Data in this exercise:
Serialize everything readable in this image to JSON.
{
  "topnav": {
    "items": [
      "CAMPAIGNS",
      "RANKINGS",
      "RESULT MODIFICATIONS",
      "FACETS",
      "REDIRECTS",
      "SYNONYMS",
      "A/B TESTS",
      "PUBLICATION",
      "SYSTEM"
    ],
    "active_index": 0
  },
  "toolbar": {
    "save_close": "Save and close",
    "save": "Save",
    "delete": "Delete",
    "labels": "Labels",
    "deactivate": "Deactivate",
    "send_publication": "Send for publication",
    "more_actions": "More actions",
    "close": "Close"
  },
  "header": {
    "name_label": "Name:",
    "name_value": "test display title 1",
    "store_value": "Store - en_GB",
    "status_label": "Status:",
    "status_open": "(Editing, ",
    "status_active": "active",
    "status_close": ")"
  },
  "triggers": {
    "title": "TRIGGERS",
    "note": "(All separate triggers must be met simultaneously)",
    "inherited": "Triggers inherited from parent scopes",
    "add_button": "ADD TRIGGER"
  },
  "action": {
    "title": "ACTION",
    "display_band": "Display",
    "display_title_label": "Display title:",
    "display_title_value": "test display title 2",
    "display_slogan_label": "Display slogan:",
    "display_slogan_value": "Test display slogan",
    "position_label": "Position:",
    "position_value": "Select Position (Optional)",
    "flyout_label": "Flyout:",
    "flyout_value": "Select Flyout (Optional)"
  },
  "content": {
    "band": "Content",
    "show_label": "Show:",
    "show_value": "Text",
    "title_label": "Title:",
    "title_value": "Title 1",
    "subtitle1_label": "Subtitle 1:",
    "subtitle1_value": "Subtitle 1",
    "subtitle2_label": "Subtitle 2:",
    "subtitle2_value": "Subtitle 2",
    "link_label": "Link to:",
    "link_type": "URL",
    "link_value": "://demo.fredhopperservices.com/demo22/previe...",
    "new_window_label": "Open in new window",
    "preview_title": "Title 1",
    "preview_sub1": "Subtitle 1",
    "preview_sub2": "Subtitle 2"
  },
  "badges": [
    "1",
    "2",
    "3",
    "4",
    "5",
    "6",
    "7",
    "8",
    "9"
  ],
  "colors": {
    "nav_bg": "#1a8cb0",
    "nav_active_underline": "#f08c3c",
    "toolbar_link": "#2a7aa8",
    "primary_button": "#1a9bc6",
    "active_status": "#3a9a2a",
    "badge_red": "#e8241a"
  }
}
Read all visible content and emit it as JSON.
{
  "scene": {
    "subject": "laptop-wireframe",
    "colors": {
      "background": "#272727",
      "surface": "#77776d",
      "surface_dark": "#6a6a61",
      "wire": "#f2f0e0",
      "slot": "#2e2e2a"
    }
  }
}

Request: The records above should be restated word for word, please.

Solution:
Serialize everything readable in this image to JSON.
{
  "topnav": {
    "items": [
      "CAMPAIGNS",
      "RANKINGS",
      "RESULT MODIFICATIONS",
      "FACETS",
      "REDIRECTS",
      "SYNONYMS",
      "A/B TESTS",
      "PUBLICATION",
      "SYSTEM"
    ],
    "active_index": 0
  },
  "toolbar": {
    "save_close": "Save and close",
    "save": "Save",
    "delete": "Delete",
    "labels": "Labels",
    "deactivate": "Deactivate",
    "send_publication": "Send for publication",
    "more_actions": "More actions",
    "close": "Close"
  },
  "header": {
    "name_label": "Name:",
    "name_value": "test display title 1",
    "store_value": "Store - en_GB",
    "status_label": "Status:",
    "status_open": "(Editing, ",
    "status_active": "active",
    "status_close": ")"
  },
  "triggers": {
    "title": "TRIGGERS",
    "note": "(All separate triggers must be met simultaneously)",
    "inherited": "Triggers inherited from parent scopes",
    "add_button": "ADD TRIGGER"
  },
  "action": {
    "title": "ACTION",
    "display_band": "Display",
    "display_title_label": "Display title:",
    "display_title_value": "test display title 2",
    "display_slogan_label": "Display slogan:",
    "display_slogan_value": "Test display slogan",
    "position_label": "Position:",
    "position_value": "Select Position (Optional)",
    "flyout_label": "Flyout:",
    "flyout_value": "Select Flyout (Optional)"
  },
  "content": {
    "band": "Content",
    "show_label": "Show:",
    "show_value": "Text",
    "title_label": "Title:",
    "title_value": "Title 1",
    "subtitle1_label": "Subtitle 1:",
    "subtitle1_value": "Subtitle 1",
    "subtitle2_label": "Subtitle 2:",
    "subtitle2_value": "Subtitle 2",
    "link_label": "Link to:",
    "link_type": "URL",
    "link_value": "://demo.fredhopperservices.com/demo22/previe...",
    "new_window_label": "Open in new window",
    "preview_title": "Title 1",
    "preview_sub1": "Subtitle 1",
    "preview_sub2": "Subtitle 2"
  },
  "badges": [
    "1",
    "2",
    "3",
    "4",
    "5",
    "6",
    "7",
    "8",
    "9"
  ],
  "colors": {
    "nav_bg": "#1a8cb0",
    "nav_active_underline": "#f08c3c",
    "toolbar_link": "#2a7aa8",
    "primary_button": "#1a9bc6",
    "active_status": "#3a9a2a",
    "badge_red": "#e8241a"
  }
}
Read all visible content and emit it as JSON.
{
  "scene": {
    "subject": "laptop-wireframe",
    "colors": {
      "background": "#272727",
      "surface": "#77776d",
      "surface_dark": "#6a6a61",
      "wire": "#f2f0e0",
      "slot": "#2e2e2a"
    }
  }
}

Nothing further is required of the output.